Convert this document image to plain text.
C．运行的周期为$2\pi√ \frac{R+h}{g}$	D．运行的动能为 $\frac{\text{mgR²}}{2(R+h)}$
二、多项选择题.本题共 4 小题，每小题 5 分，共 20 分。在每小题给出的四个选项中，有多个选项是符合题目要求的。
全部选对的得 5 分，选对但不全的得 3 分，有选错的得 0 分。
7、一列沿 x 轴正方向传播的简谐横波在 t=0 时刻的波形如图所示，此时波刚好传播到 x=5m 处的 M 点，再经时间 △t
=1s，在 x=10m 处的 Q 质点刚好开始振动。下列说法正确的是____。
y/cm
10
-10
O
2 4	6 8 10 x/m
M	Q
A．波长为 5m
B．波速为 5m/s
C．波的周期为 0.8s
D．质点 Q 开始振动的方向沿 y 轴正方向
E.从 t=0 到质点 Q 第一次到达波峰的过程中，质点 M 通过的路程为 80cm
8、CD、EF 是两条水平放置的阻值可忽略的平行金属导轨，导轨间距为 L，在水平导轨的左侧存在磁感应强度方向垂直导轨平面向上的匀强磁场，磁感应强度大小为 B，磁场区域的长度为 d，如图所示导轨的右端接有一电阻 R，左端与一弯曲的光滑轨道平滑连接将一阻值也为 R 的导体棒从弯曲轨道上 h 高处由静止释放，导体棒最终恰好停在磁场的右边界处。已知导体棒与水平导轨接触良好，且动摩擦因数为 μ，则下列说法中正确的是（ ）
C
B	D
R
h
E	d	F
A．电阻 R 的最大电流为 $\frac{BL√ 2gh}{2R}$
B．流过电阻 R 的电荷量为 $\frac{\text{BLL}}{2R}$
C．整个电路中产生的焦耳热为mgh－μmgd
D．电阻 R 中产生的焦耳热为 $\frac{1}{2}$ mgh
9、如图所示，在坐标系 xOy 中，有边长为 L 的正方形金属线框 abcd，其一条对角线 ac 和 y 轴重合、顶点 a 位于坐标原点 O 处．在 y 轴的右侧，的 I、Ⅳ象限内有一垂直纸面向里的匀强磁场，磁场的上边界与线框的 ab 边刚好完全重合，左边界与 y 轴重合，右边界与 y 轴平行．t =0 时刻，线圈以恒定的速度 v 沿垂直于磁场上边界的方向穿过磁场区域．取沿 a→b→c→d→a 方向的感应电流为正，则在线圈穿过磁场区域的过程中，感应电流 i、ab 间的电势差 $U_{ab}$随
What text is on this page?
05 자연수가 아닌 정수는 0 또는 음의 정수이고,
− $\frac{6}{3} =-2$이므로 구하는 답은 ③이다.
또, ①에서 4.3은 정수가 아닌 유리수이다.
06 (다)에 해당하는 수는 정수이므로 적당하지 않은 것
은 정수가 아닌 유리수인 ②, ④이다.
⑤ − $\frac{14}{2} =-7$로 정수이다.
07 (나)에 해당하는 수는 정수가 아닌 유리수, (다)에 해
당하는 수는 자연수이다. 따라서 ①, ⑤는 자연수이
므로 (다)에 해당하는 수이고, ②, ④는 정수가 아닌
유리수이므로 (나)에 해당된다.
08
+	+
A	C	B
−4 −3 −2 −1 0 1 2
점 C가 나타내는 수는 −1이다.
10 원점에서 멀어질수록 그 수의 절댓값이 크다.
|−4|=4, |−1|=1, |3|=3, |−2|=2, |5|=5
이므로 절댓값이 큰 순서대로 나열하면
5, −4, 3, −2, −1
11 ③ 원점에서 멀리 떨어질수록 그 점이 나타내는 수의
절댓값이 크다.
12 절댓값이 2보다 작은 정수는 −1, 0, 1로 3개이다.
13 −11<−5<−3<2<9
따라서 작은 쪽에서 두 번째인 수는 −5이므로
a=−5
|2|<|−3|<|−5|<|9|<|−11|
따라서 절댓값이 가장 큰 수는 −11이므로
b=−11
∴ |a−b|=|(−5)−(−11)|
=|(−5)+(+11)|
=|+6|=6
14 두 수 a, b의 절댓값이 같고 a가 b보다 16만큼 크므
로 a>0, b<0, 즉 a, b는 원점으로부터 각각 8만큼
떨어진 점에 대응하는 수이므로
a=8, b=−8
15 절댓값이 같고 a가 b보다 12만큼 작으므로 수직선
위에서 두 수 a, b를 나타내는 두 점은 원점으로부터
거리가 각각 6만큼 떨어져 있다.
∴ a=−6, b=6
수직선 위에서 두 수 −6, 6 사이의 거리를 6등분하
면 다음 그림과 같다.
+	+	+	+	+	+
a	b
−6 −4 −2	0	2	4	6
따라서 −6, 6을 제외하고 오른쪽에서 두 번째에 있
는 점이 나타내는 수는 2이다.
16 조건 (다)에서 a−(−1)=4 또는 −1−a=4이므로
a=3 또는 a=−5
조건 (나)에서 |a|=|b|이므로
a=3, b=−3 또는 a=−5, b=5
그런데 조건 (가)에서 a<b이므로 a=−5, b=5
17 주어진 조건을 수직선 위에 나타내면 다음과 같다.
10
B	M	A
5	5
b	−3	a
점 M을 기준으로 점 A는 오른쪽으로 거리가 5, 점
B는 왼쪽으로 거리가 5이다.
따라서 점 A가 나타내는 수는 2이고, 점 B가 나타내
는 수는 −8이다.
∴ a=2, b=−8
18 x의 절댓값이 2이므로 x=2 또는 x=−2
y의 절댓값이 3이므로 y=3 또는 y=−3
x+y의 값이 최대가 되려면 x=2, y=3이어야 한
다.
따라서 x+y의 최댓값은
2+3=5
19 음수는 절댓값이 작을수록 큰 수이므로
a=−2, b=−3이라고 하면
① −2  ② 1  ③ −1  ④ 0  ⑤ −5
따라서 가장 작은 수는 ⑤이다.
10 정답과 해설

§

Work instructions
Write every entry out again exactly.

Output
Convert this document image to plain text.
C．运行的周期为$2\pi√ \frac{R+h}{g}$	D．运行的动能为 $\frac{\text{mgR²}}{2(R+h)}$
二、多项选择题.本题共 4 小题，每小题 5 分，共 20 分。在每小题给出的四个选项中，有多个选项是符合题目要求的。
全部选对的得 5 分，选对但不全的得 3 分，有选错的得 0 分。
7、一列沿 x 轴正方向传播的简谐横波在 t=0 时刻的波形如图所示，此时波刚好传播到 x=5m 处的 M 点，再经时间 △t
=1s，在 x=10m 处的 Q 质点刚好开始振动。下列说法正确的是____。
y/cm
10
-10
O
2 4	6 8 10 x/m
M	Q
A．波长为 5m
B．波速为 5m/s
C．波的周期为 0.8s
D．质点 Q 开始振动的方向沿 y 轴正方向
E.从 t=0 到质点 Q 第一次到达波峰的过程中，质点 M 通过的路程为 80cm
8、CD、EF 是两条水平放置的阻值可忽略的平行金属导轨，导轨间距为 L，在水平导轨的左侧存在磁感应强度方向垂直导轨平面向上的匀强磁场，磁感应强度大小为 B，磁场区域的长度为 d，如图所示导轨的右端接有一电阻 R，左端与一弯曲的光滑轨道平滑连接将一阻值也为 R 的导体棒从弯曲轨道上 h 高处由静止释放，导体棒最终恰好停在磁场的右边界处。已知导体棒与水平导轨接触良好，且动摩擦因数为 μ，则下列说法中正确的是（ ）
C
B	D
R
h
E	d	F
A．电阻 R 的最大电流为 $\frac{BL√ 2gh}{2R}$
B．流过电阻 R 的电荷量为 $\frac{\text{BLL}}{2R}$
C．整个电路中产生的焦耳热为mgh－μmgd
D．电阻 R 中产生的焦耳热为 $\frac{1}{2}$ mgh
9、如图所示，在坐标系 xOy 中，有边长为 L 的正方形金属线框 abcd，其一条对角线 ac 和 y 轴重合、顶点 a 位于坐标原点 O 处．在 y 轴的右侧，的 I、Ⅳ象限内有一垂直纸面向里的匀强磁场，磁场的上边界与线框的 ab 边刚好完全重合，左边界与 y 轴重合，右边界与 y 轴平行．t =0 时刻，线圈以恒定的速度 v 沿垂直于磁场上边界的方向穿过磁场区域．取沿 a→b→c→d→a 方向的感应电流为正，则在线圈穿过磁场区域的过程中，感应电流 i、ab 间的电势差 $U_{ab}$随
What text is on this page?
05 자연수가 아닌 정수는 0 또는 음의 정수이고,
− $\frac{6}{3} =-2$이므로 구하는 답은 ③이다.
또, ①에서 4.3은 정수가 아닌 유리수이다.
06 (다)에 해당하는 수는 정수이므로 적당하지 않은 것
은 정수가 아닌 유리수인 ②, ④이다.
⑤ − $\frac{14}{2} =-7$로 정수이다.
07 (나)에 해당하는 수는 정수가 아닌 유리수, (다)에 해
당하는 수는 자연수이다. 따라서 ①, ⑤는 자연수이
므로 (다)에 해당하는 수이고, ②, ④는 정수가 아닌
유리수이므로 (나)에 해당된다.
08
+	+
A	C	B
−4 −3 −2 −1 0 1 2
점 C가 나타내는 수는 −1이다.
10 원점에서 멀어질수록 그 수의 절댓값이 크다.
|−4|=4, |−1|=1, |3|=3, |−2|=2, |5|=5
이므로 절댓값이 큰 순서대로 나열하면
5, −4, 3, −2, −1
11 ③ 원점에서 멀리 떨어질수록 그 점이 나타내는 수의
절댓값이 크다.
12 절댓값이 2보다 작은 정수는 −1, 0, 1로 3개이다.
13 −11<−5<−3<2<9
따라서 작은 쪽에서 두 번째인 수는 −5이므로
a=−5
|2|<|−3|<|−5|<|9|<|−11|
따라서 절댓값이 가장 큰 수는 −11이므로
b=−11
∴ |a−b|=|(−5)−(−11)|
=|(−5)+(+11)|
=|+6|=6
14 두 수 a, b의 절댓값이 같고 a가 b보다 16만큼 크므
로 a>0, b<0, 즉 a, b는 원점으로부터 각각 8만큼
떨어진 점에 대응하는 수이므로
a=8, b=−8
15 절댓값이 같고 a가 b보다 12만큼 작으므로 수직선
위에서 두 수 a, b를 나타내는 두 점은 원점으로부터
거리가 각각 6만큼 떨어져 있다.
∴ a=−6, b=6
수직선 위에서 두 수 −6, 6 사이의 거리를 6등분하
면 다음 그림과 같다.
+	+	+	+	+	+
a	b
−6 −4 −2	0	2	4	6
따라서 −6, 6을 제외하고 오른쪽에서 두 번째에 있
는 점이 나타내는 수는 2이다.
16 조건 (다)에서 a−(−1)=4 또는 −1−a=4이므로
a=3 또는 a=−5
조건 (나)에서 |a|=|b|이므로
a=3, b=−3 또는 a=−5, b=5
그런데 조건 (가)에서 a<b이므로 a=−5, b=5
17 주어진 조건을 수직선 위에 나타내면 다음과 같다.
10
B	M	A
5	5
b	−3	a
점 M을 기준으로 점 A는 오른쪽으로 거리가 5, 점
B는 왼쪽으로 거리가 5이다.
따라서 점 A가 나타내는 수는 2이고, 점 B가 나타내
는 수는 −8이다.
∴ a=2, b=−8
18 x의 절댓값이 2이므로 x=2 또는 x=−2
y의 절댓값이 3이므로 y=3 또는 y=−3
x+y의 값이 최대가 되려면 x=2, y=3이어야 한
다.
따라서 x+y의 최댓값은
2+3=5
19 음수는 절댓값이 작을수록 큰 수이므로
a=−2, b=−3이라고 하면
① −2  ② 1  ③ −1  ④ 0  ⑤ −5
따라서 가장 작은 수는 ⑤이다.
10 정답과 해설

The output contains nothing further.